start ENTRIES SHOWN

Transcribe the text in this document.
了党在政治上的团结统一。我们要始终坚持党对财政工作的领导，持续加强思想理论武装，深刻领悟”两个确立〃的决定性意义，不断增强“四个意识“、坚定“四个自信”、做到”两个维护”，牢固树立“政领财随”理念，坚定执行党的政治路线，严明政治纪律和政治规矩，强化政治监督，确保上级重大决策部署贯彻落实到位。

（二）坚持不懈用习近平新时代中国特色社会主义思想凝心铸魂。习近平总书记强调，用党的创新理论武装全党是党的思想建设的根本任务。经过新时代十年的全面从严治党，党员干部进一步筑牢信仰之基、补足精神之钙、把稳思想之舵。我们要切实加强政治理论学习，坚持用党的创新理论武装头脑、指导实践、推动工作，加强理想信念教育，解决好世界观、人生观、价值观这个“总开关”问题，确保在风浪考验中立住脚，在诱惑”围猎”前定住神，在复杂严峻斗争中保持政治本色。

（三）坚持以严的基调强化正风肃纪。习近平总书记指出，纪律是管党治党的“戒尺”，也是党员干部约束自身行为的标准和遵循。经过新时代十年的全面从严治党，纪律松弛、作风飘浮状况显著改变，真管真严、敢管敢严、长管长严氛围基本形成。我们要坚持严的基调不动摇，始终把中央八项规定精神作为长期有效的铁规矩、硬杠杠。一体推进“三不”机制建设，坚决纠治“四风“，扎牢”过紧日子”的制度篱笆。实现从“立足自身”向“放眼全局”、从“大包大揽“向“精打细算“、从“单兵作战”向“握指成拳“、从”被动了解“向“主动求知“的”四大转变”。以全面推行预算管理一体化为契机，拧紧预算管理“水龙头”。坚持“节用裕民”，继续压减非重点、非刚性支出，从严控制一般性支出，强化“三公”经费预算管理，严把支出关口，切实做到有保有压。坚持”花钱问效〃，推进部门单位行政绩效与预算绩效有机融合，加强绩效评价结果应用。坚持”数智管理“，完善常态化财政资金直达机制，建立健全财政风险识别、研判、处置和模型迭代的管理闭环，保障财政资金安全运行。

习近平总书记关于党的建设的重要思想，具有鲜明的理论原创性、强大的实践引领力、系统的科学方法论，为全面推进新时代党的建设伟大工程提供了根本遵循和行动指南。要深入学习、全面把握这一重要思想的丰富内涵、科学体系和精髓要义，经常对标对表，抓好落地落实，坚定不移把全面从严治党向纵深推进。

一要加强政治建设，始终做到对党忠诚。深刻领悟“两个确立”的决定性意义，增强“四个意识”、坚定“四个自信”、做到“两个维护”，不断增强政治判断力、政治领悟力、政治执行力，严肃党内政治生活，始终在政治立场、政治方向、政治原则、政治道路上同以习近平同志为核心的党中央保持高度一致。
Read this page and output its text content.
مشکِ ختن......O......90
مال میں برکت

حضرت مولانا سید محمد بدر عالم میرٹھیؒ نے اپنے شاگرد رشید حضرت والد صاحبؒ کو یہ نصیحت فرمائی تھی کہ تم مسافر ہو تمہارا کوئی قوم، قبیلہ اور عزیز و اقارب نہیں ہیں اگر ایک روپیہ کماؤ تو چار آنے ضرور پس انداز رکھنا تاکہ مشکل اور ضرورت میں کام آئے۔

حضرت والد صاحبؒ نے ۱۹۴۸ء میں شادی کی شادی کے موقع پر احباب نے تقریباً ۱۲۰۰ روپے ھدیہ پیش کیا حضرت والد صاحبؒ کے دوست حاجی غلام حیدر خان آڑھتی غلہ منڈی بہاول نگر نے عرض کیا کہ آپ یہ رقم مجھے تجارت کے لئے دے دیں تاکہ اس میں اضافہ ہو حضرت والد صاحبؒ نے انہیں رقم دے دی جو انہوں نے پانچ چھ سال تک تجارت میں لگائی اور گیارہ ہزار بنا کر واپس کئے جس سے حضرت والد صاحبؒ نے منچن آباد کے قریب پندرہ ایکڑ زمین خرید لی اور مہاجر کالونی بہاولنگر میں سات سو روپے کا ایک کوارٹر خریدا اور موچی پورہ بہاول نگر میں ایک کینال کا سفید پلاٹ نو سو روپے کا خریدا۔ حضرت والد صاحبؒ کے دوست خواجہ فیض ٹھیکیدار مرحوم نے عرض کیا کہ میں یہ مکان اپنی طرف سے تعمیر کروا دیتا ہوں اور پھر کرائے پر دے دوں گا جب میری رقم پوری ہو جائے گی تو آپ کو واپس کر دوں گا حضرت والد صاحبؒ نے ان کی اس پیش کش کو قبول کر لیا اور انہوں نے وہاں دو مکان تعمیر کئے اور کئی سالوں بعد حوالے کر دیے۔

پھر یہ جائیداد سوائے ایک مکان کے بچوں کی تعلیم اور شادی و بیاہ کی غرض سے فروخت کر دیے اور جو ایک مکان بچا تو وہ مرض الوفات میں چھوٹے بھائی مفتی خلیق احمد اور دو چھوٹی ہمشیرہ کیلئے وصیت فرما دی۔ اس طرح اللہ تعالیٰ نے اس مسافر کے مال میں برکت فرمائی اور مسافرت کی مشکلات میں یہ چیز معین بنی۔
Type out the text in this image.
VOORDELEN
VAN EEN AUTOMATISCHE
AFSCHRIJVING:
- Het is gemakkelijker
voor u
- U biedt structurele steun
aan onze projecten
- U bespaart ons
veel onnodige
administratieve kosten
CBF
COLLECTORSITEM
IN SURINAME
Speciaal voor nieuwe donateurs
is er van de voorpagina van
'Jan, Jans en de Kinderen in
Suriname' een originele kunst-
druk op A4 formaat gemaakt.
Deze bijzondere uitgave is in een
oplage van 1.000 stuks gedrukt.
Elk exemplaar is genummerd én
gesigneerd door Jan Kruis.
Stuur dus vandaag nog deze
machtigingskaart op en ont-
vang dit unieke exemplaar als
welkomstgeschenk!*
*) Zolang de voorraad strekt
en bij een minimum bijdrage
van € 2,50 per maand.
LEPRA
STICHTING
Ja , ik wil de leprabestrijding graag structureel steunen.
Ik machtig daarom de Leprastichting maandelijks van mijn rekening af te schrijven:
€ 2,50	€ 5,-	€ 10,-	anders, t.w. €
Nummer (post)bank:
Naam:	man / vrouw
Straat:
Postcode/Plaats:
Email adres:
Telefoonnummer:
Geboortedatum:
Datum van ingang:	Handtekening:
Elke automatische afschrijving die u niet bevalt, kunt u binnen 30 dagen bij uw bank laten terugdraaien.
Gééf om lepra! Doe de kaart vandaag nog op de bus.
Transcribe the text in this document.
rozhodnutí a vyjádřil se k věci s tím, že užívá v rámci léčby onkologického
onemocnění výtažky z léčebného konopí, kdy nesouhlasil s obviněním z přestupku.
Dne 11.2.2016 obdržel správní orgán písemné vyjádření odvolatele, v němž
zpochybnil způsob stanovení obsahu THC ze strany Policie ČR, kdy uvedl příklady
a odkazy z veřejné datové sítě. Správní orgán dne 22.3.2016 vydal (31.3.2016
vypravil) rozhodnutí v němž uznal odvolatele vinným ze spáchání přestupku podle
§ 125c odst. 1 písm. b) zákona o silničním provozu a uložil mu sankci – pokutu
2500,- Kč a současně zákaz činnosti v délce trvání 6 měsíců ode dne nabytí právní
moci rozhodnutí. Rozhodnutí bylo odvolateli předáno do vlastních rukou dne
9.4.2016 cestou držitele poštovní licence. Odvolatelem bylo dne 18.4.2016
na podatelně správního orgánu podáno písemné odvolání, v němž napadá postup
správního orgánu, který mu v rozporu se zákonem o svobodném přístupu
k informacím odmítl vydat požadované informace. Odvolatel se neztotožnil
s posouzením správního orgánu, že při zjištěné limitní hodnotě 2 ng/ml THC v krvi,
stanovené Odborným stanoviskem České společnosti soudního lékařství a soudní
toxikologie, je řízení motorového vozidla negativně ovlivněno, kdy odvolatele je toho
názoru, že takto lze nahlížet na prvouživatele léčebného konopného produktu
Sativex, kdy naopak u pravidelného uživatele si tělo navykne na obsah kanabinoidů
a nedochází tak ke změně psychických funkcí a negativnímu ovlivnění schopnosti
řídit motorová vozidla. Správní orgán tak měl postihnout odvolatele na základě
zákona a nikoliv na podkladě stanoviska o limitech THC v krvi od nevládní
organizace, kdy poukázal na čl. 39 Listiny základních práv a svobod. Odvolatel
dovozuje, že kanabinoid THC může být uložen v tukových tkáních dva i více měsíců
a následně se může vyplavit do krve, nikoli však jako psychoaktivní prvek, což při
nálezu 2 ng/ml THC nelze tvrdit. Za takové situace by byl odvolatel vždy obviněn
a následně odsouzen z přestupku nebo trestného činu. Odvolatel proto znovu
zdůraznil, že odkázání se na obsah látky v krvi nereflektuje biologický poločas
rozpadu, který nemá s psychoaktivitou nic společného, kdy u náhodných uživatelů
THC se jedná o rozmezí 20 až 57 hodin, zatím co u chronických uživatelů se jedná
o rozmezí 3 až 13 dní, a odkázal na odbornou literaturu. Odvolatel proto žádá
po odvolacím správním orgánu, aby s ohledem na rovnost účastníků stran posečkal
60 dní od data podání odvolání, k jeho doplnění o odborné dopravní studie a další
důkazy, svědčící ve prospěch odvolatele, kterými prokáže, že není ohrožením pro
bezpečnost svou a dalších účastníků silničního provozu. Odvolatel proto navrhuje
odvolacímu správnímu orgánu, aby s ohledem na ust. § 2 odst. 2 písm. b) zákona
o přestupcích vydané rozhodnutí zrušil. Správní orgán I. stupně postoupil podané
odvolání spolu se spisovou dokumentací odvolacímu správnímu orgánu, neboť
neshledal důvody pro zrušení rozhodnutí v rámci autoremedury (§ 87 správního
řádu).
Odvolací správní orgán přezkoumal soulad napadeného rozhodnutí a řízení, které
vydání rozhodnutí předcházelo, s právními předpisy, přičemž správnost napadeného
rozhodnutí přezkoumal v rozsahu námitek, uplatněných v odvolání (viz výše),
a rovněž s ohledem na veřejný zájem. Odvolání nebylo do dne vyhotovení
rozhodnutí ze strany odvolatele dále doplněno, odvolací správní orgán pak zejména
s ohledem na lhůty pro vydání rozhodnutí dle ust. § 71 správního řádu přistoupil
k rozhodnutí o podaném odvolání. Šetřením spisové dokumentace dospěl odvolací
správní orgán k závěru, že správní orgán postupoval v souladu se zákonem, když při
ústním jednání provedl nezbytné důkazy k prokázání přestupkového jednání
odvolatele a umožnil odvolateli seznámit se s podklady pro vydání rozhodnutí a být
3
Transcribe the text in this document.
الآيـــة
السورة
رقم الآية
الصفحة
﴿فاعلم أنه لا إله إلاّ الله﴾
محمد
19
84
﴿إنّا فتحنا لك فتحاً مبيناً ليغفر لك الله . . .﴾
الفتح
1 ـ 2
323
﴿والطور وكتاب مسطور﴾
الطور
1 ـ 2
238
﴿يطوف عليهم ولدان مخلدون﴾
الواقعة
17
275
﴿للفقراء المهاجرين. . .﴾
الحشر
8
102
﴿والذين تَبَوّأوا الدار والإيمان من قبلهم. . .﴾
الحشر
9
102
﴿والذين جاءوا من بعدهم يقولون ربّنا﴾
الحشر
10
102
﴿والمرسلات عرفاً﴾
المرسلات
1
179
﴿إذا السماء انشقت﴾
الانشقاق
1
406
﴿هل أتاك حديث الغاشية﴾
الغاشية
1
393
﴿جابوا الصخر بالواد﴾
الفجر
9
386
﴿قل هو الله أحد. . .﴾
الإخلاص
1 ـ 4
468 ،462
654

end ENTRIES SHOWN

Pick out the lines above that hold the string "فرمائی" and show them.

**TASK OUTPUT**
حضرت مولانا سید محمد بدر عالم میرٹھیؒ نے اپنے شاگرد رشید حضرت والد صاحبؒ کو یہ نصیحت فرمائی تھی کہ تم مسافر ہو تمہارا کوئی قوم، قبیلہ اور عزیز و اقارب نہیں ہیں اگر ایک روپیہ کماؤ تو چار آنے ضرور پس انداز رکھنا تاکہ مشکل اور ضرورت میں کام آئے۔
پھر یہ جائیداد سوائے ایک مکان کے بچوں کی تعلیم اور شادی و بیاہ کی غرض سے فروخت کر دیے اور جو ایک مکان بچا تو وہ مرض الوفات میں چھوٹے بھائی مفتی خلیق احمد اور دو چھوٹی ہمشیرہ کیلئے وصیت فرما دی۔ اس طرح اللہ تعالیٰ نے اس مسافر کے مال میں برکت فرمائی اور مسافرت کی مشکلات میں یہ چیز معین بنی۔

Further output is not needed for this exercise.